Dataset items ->
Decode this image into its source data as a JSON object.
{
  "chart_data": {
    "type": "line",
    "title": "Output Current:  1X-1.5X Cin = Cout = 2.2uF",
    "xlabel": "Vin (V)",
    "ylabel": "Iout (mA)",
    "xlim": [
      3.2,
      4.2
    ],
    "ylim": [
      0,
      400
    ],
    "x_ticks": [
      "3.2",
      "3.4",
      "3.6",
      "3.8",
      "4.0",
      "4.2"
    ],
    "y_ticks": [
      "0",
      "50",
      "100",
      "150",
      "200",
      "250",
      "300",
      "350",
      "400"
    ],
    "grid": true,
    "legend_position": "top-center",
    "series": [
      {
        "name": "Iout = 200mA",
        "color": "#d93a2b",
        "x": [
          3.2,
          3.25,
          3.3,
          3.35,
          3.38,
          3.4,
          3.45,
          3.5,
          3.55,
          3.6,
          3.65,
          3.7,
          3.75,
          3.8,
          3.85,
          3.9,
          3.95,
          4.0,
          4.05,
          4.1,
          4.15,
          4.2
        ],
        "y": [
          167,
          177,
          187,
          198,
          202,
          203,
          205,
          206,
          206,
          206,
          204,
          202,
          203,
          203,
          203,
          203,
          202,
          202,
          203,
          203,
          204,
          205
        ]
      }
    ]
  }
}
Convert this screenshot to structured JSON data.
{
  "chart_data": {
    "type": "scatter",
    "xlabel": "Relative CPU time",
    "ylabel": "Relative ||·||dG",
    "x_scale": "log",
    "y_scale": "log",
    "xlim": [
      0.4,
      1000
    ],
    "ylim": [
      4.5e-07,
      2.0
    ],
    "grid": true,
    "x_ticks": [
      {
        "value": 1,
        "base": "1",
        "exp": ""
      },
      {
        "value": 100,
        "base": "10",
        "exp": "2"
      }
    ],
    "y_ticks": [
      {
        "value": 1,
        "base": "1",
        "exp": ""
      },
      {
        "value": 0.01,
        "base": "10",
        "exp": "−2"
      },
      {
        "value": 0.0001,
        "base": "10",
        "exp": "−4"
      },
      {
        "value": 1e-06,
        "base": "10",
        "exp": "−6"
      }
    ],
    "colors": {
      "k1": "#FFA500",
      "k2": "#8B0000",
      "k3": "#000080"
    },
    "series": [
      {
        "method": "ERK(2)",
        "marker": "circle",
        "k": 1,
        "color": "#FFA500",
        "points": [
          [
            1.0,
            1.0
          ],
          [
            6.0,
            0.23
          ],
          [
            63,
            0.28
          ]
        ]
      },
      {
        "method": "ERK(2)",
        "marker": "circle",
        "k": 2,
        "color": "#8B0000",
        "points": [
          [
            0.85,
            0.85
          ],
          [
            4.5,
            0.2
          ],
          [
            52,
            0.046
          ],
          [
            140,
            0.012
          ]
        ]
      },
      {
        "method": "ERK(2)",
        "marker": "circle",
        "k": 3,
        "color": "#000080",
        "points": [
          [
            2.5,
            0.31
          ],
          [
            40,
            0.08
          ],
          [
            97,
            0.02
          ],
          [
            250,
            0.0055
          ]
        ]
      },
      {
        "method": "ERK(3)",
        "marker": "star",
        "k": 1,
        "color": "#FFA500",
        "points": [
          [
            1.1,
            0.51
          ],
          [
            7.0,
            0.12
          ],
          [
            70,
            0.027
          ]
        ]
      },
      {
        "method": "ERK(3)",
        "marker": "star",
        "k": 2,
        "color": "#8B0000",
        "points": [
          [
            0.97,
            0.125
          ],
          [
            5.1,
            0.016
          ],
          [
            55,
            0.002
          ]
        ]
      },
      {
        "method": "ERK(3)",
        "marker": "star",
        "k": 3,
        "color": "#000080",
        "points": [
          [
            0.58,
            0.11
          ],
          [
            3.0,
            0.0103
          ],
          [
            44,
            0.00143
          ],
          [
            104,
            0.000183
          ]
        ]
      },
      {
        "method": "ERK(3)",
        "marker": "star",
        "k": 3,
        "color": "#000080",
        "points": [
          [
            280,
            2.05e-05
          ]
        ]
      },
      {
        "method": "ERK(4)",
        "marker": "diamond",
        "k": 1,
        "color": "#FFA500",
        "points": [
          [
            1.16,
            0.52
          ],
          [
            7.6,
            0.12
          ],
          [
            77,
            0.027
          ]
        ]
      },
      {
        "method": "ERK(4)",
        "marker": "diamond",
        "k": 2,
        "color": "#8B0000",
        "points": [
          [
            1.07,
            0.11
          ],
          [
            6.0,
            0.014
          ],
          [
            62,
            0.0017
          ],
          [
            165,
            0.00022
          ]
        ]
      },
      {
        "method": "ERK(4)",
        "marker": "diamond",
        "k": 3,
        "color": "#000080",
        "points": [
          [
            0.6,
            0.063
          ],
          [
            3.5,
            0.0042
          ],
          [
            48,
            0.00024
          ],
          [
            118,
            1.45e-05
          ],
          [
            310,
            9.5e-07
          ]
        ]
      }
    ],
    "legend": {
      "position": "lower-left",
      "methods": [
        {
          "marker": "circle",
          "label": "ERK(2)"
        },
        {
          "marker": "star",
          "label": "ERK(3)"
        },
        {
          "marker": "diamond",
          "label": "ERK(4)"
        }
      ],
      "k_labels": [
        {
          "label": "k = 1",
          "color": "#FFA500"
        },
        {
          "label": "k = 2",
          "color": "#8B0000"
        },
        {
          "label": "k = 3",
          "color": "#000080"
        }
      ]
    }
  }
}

Directions ->
Extract the listing in its entirety, matching it exactly.

Worked answer ->
Decode this image into its source data as a JSON object.
{
  "chart_data": {
    "type": "line",
    "title": "Output Current:  1X-1.5X Cin = Cout = 2.2uF",
    "xlabel": "Vin (V)",
    "ylabel": "Iout (mA)",
    "xlim": [
      3.2,
      4.2
    ],
    "ylim": [
      0,
      400
    ],
    "x_ticks": [
      "3.2",
      "3.4",
      "3.6",
      "3.8",
      "4.0",
      "4.2"
    ],
    "y_ticks": [
      "0",
      "50",
      "100",
      "150",
      "200",
      "250",
      "300",
      "350",
      "400"
    ],
    "grid": true,
    "legend_position": "top-center",
    "series": [
      {
        "name": "Iout = 200mA",
        "color": "#d93a2b",
        "x": [
          3.2,
          3.25,
          3.3,
          3.35,
          3.38,
          3.4,
          3.45,
          3.5,
          3.55,
          3.6,
          3.65,
          3.7,
          3.75,
          3.8,
          3.85,
          3.9,
          3.95,
          4.0,
          4.05,
          4.1,
          4.15,
          4.2
        ],
        "y": [
          167,
          177,
          187,
          198,
          202,
          203,
          205,
          206,
          206,
          206,
          204,
          202,
          203,
          203,
          203,
          203,
          202,
          202,
          203,
          203,
          204,
          205
        ]
      }
    ]
  }
}
Convert this screenshot to structured JSON data.
{
  "chart_data": {
    "type": "scatter",
    "xlabel": "Relative CPU time",
    "ylabel": "Relative ||·||dG",
    "x_scale": "log",
    "y_scale": "log",
    "xlim": [
      0.4,
      1000
    ],
    "ylim": [
      4.5e-07,
      2.0
    ],
    "grid": true,
    "x_ticks": [
      {
        "value": 1,
        "base": "1",
        "exp": ""
      },
      {
        "value": 100,
        "base": "10",
        "exp": "2"
      }
    ],
    "y_ticks": [
      {
        "value": 1,
        "base": "1",
        "exp": ""
      },
      {
        "value": 0.01,
        "base": "10",
        "exp": "−2"
      },
      {
        "value": 0.0001,
        "base": "10",
        "exp": "−4"
      },
      {
        "value": 1e-06,
        "base": "10",
        "exp": "−6"
      }
    ],
    "colors": {
      "k1": "#FFA500",
      "k2": "#8B0000",
      "k3": "#000080"
    },
    "series": [
      {
        "method": "ERK(2)",
        "marker": "circle",
        "k": 1,
        "color": "#FFA500",
        "points": [
          [
            1.0,
            1.0
          ],
          [
            6.0,
            0.23
          ],
          [
            63,
            0.28
          ]
        ]
      },
      {
        "method": "ERK(2)",
        "marker": "circle",
        "k": 2,
        "color": "#8B0000",
        "points": [
          [
            0.85,
            0.85
          ],
          [
            4.5,
            0.2
          ],
          [
            52,
            0.046
          ],
          [
            140,
            0.012
          ]
        ]
      },
      {
        "method": "ERK(2)",
        "marker": "circle",
        "k": 3,
        "color": "#000080",
        "points": [
          [
            2.5,
            0.31
          ],
          [
            40,
            0.08
          ],
          [
            97,
            0.02
          ],
          [
            250,
            0.0055
          ]
        ]
      },
      {
        "method": "ERK(3)",
        "marker": "star",
        "k": 1,
        "color": "#FFA500",
        "points": [
          [
            1.1,
            0.51
          ],
          [
            7.0,
            0.12
          ],
          [
            70,
            0.027
          ]
        ]
      },
      {
        "method": "ERK(3)",
        "marker": "star",
        "k": 2,
        "color": "#8B0000",
        "points": [
          [
            0.97,
            0.125
          ],
          [
            5.1,
            0.016
          ],
          [
            55,
            0.002
          ]
        ]
      },
      {
        "method": "ERK(3)",
        "marker": "star",
        "k": 3,
        "color": "#000080",
        "points": [
          [
            0.58,
            0.11
          ],
          [
            3.0,
            0.0103
          ],
          [
            44,
            0.00143
          ],
          [
            104,
            0.000183
          ]
        ]
      },
      {
        "method": "ERK(3)",
        "marker": "star",
        "k": 3,
        "color": "#000080",
        "points": [
          [
            280,
            2.05e-05
          ]
        ]
      },
      {
        "method": "ERK(4)",
        "marker": "diamond",
        "k": 1,
        "color": "#FFA500",
        "points": [
          [
            1.16,
            0.52
          ],
          [
            7.6,
            0.12
          ],
          [
            77,
            0.027
          ]
        ]
      },
      {
        "method": "ERK(4)",
        "marker": "diamond",
        "k": 2,
        "color": "#8B0000",
        "points": [
          [
            1.07,
            0.11
          ],
          [
            6.0,
            0.014
          ],
          [
            62,
            0.0017
          ],
          [
            165,
            0.00022
          ]
        ]
      },
      {
        "method": "ERK(4)",
        "marker": "diamond",
        "k": 3,
        "color": "#000080",
        "points": [
          [
            0.6,
            0.063
          ],
          [
            3.5,
            0.0042
          ],
          [
            48,
            0.00024
          ],
          [
            118,
            1.45e-05
          ],
          [
            310,
            9.5e-07
          ]
        ]
      }
    ],
    "legend": {
      "position": "lower-left",
      "methods": [
        {
          "marker": "circle",
          "label": "ERK(2)"
        },
        {
          "marker": "star",
          "label": "ERK(3)"
        },
        {
          "marker": "diamond",
          "label": "ERK(4)"
        }
      ],
      "k_labels": [
        {
          "label": "k = 1",
          "color": "#FFA500"
        },
        {
          "label": "k = 2",
          "color": "#8B0000"
        },
        {
          "label": "k = 3",
          "color": "#000080"
        }
      ]
    }
  }
}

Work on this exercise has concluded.